=== Extracted entries ===
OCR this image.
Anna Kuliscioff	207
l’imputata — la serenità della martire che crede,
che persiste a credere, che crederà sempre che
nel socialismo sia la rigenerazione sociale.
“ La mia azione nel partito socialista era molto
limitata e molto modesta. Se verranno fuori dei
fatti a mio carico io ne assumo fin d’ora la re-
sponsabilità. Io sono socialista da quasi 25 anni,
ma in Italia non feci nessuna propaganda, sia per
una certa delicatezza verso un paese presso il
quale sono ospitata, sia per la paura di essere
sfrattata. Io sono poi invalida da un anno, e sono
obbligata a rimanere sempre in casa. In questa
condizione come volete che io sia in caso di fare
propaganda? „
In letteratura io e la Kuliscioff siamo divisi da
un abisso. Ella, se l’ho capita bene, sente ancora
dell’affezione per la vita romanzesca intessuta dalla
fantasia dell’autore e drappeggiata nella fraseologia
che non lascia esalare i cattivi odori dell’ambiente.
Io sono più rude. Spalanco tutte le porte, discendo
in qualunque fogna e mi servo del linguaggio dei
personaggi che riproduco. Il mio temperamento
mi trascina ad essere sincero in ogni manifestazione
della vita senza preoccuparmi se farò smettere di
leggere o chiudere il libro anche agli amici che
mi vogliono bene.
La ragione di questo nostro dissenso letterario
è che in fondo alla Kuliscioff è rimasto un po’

=== Task objective ===
Collect the lines that hold "sempre".

=== Worked solution ===
che persiste a credere, che crederà sempre che
obbligata a rimanere sempre in casa. In questa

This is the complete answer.